# What you need to do
Check every line for the word "frafalles" and state how many lines have it. Reply with the number alone.

* start Data in this exercise *

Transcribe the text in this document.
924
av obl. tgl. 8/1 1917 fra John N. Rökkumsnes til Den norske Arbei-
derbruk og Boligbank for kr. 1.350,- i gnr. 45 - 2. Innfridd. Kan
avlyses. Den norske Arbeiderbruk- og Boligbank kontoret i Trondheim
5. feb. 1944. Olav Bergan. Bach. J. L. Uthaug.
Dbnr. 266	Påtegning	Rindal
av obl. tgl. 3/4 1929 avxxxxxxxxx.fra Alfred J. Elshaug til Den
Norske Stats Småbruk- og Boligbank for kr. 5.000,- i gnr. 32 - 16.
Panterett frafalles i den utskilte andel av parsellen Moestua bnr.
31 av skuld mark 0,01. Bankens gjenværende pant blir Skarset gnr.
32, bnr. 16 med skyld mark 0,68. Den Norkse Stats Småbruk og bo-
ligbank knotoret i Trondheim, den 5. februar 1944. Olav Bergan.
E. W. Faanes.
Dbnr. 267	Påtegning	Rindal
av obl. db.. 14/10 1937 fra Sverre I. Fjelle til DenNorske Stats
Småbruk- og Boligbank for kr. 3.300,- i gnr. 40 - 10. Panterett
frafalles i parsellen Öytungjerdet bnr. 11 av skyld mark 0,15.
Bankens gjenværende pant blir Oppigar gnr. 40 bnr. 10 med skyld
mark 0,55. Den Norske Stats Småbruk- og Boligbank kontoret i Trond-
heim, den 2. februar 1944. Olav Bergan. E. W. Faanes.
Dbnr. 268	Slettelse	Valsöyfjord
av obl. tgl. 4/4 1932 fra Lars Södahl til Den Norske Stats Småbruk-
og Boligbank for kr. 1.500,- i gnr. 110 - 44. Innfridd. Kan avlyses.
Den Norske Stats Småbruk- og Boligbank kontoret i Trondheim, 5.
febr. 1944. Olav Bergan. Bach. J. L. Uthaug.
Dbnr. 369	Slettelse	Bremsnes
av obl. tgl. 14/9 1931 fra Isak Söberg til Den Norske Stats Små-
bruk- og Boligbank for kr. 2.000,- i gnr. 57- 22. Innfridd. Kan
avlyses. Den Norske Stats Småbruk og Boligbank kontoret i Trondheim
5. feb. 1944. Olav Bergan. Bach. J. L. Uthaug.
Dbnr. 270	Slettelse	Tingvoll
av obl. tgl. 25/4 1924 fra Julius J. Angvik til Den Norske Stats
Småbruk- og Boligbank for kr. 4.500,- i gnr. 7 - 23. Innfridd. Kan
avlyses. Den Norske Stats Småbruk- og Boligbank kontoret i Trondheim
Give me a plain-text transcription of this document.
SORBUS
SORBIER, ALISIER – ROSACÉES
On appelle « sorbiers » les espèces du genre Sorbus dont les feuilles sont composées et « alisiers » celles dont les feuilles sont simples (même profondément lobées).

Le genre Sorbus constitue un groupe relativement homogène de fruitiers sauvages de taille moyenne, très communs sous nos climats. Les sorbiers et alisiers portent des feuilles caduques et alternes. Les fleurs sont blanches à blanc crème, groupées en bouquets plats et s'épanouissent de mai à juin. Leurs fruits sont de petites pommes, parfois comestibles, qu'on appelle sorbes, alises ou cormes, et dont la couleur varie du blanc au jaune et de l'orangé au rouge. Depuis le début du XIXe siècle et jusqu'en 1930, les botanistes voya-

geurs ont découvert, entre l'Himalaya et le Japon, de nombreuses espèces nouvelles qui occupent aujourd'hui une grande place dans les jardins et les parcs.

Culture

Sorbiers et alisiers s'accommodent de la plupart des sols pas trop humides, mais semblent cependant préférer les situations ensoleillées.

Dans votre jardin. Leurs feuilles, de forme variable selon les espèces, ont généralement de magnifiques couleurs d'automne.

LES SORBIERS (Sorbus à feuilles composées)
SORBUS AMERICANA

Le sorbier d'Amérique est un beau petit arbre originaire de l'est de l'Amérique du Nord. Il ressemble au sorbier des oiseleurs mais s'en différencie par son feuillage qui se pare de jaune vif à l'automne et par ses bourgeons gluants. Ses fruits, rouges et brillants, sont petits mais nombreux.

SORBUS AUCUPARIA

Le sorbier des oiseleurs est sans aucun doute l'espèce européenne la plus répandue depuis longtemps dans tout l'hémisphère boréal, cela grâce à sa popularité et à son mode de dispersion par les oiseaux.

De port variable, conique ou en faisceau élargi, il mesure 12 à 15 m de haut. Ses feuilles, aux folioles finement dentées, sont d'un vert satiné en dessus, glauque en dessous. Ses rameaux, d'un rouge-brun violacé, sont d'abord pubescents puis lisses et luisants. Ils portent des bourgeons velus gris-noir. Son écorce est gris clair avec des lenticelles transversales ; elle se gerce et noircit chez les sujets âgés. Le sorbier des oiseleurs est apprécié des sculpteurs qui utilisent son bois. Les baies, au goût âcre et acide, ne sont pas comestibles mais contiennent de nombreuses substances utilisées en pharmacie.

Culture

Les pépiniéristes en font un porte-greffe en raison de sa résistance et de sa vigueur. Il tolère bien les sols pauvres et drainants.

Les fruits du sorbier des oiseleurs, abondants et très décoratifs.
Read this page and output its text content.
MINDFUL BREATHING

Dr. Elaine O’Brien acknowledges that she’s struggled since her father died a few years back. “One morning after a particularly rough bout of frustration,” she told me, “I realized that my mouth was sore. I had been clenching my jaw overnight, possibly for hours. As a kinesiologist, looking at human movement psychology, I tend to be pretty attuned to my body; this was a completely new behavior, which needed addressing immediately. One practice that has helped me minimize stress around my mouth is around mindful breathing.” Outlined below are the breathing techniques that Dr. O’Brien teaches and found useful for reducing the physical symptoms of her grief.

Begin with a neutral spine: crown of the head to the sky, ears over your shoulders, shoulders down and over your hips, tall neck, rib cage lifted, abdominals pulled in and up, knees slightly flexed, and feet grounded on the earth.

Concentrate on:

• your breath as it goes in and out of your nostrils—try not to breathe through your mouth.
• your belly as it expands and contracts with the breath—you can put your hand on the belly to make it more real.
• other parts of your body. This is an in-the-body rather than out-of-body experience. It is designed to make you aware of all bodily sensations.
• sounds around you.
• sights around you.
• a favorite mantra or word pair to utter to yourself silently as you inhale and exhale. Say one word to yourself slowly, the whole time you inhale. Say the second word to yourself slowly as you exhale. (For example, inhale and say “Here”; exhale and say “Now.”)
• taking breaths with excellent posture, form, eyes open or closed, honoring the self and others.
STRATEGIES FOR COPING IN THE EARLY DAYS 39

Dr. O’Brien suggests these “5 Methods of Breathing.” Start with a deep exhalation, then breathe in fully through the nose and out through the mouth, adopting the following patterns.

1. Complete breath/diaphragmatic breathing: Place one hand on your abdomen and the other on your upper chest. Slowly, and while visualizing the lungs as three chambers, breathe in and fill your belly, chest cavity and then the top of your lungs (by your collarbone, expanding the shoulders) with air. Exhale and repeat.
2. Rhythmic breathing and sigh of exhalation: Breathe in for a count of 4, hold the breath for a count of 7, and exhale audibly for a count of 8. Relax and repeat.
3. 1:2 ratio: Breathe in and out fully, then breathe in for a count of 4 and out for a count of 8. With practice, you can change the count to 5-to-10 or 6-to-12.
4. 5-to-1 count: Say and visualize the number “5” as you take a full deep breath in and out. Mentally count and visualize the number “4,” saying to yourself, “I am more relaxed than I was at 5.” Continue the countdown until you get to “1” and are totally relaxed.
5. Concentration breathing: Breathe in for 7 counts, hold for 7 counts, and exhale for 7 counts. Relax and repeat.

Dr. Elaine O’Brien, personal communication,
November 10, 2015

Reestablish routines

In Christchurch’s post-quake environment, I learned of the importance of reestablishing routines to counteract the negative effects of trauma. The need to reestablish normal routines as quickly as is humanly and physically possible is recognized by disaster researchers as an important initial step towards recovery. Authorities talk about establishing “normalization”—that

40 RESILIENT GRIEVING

* end Data in this exercise *

# Answer for this exercise
2